── Given information ──
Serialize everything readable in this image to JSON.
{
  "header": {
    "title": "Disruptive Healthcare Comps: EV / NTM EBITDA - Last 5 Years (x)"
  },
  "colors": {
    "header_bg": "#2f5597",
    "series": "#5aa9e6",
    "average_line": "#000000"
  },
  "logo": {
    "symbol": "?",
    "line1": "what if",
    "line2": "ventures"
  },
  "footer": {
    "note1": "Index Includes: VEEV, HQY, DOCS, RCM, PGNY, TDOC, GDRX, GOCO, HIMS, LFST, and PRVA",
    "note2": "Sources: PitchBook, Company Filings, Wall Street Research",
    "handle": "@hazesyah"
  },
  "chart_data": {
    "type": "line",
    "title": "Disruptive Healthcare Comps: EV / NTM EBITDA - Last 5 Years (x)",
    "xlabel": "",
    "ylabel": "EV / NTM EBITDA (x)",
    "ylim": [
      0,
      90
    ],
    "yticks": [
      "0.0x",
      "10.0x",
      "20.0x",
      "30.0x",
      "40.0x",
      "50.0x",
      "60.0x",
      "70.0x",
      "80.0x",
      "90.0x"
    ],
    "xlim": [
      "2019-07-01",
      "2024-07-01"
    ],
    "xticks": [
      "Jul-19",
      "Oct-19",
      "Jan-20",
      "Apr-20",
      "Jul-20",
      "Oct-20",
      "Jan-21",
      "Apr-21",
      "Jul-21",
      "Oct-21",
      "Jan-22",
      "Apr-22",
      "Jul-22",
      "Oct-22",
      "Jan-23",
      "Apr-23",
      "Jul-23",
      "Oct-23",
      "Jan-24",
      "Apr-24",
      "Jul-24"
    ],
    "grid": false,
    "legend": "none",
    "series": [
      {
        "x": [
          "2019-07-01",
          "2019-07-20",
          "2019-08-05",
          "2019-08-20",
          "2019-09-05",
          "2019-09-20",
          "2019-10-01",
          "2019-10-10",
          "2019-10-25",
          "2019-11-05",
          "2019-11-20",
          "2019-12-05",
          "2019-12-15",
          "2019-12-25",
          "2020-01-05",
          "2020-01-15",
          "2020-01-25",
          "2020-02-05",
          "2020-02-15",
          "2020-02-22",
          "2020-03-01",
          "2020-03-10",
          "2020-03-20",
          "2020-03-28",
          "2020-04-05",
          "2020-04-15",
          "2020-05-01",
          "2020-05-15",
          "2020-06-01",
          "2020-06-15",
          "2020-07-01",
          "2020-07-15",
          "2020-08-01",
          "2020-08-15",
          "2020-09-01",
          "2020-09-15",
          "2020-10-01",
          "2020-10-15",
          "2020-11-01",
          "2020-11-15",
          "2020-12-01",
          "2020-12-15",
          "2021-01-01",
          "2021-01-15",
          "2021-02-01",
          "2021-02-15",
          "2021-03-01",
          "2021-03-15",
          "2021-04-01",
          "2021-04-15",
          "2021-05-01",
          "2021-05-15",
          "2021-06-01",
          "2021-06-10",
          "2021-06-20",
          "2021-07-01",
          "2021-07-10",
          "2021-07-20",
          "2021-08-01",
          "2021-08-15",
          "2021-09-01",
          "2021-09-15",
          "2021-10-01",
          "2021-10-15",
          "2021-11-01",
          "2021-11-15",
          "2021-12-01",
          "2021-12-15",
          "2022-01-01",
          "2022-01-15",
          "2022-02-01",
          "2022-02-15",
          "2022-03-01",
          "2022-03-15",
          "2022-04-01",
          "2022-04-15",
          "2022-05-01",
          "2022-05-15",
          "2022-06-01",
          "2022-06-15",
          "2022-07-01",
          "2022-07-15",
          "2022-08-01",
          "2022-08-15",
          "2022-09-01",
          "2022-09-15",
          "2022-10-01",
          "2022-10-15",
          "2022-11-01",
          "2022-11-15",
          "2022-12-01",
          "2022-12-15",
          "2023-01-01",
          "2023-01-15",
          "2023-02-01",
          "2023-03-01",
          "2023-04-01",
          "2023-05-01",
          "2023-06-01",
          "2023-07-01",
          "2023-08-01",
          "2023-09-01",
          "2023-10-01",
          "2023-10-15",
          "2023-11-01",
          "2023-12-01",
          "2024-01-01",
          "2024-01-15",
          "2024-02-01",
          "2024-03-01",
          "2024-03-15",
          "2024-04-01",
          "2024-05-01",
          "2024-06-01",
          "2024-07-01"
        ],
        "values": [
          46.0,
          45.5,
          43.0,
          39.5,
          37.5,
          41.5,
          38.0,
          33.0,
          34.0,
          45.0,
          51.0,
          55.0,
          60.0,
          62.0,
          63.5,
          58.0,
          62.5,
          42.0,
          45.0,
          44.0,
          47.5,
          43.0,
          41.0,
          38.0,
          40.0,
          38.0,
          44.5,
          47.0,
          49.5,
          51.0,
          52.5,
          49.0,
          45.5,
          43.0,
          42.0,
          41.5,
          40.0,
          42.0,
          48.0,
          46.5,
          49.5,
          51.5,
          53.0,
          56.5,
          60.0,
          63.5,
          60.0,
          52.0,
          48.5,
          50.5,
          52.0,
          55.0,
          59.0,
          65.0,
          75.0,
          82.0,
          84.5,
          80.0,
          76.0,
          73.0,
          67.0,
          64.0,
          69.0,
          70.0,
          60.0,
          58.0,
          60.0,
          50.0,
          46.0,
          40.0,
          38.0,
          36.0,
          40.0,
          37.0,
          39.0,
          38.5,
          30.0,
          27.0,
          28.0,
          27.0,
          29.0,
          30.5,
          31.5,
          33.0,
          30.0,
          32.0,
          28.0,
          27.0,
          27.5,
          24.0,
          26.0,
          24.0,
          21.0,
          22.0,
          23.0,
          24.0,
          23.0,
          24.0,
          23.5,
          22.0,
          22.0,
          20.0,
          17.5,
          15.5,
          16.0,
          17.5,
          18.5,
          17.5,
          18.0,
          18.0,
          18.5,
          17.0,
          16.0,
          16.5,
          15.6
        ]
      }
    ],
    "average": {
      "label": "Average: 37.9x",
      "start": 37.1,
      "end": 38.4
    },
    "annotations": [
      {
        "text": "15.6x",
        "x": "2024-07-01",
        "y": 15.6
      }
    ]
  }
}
───
- _Written exercise_:
Note every line above where the string "Healthcare" shows up, and copy those lines.

- _Reply to the task_:
    "title": "Disruptive Healthcare Comps: EV / NTM EBITDA - Last 5 Years (x)"
    "title": "Disruptive Healthcare Comps: EV / NTM EBITDA - Last 5 Years (x)",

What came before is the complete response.